WORK INSTRUCTIONS – Your task is to retype each line of the data below exactly.
-- RECORD EXCERPTS start --
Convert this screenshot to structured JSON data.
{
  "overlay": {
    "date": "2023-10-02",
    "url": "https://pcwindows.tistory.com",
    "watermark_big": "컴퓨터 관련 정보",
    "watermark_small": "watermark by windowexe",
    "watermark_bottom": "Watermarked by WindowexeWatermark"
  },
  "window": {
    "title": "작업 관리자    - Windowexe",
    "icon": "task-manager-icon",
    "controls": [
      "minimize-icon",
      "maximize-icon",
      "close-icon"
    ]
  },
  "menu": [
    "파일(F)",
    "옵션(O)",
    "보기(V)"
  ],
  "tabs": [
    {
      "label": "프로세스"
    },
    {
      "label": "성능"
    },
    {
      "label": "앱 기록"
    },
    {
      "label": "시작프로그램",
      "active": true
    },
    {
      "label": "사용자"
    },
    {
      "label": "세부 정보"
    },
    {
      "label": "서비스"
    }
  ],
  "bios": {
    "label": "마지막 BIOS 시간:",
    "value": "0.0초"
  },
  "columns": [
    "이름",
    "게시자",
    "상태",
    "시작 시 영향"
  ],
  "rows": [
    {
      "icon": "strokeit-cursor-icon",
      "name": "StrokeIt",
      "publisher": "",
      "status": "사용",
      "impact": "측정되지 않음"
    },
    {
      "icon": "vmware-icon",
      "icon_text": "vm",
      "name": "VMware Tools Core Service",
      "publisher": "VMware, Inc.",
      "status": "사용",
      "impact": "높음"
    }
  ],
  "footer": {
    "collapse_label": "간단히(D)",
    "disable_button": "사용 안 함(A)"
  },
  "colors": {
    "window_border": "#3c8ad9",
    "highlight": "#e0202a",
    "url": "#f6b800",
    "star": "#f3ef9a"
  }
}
-- RECORD EXCERPTS end --
SOLUTION –
Convert this screenshot to structured JSON data.
{
  "overlay": {
    "date": "2023-10-02",
    "url": "https://pcwindows.tistory.com",
    "watermark_big": "컴퓨터 관련 정보",
    "watermark_small": "watermark by windowexe",
    "watermark_bottom": "Watermarked by WindowexeWatermark"
  },
  "window": {
    "title": "작업 관리자    - Windowexe",
    "icon": "task-manager-icon",
    "controls": [
      "minimize-icon",
      "maximize-icon",
      "close-icon"
    ]
  },
  "menu": [
    "파일(F)",
    "옵션(O)",
    "보기(V)"
  ],
  "tabs": [
    {
      "label": "프로세스"
    },
    {
      "label": "성능"
    },
    {
      "label": "앱 기록"
    },
    {
      "label": "시작프로그램",
      "active": true
    },
    {
      "label": "사용자"
    },
    {
      "label": "세부 정보"
    },
    {
      "label": "서비스"
    }
  ],
  "bios": {
    "label": "마지막 BIOS 시간:",
    "value": "0.0초"
  },
  "columns": [
    "이름",
    "게시자",
    "상태",
    "시작 시 영향"
  ],
  "rows": [
    {
      "icon": "strokeit-cursor-icon",
      "name": "StrokeIt",
      "publisher": "",
      "status": "사용",
      "impact": "측정되지 않음"
    },
    {
      "icon": "vmware-icon",
      "icon_text": "vm",
      "name": "VMware Tools Core Service",
      "publisher": "VMware, Inc.",
      "status": "사용",
      "impact": "높음"
    }
  ],
  "footer": {
    "collapse_label": "간단히(D)",
    "disable_button": "사용 안 함(A)"
  },
  "colors": {
    "window_border": "#3c8ad9",
    "highlight": "#e0202a",
    "url": "#f6b800",
    "star": "#f3ef9a"
  }
}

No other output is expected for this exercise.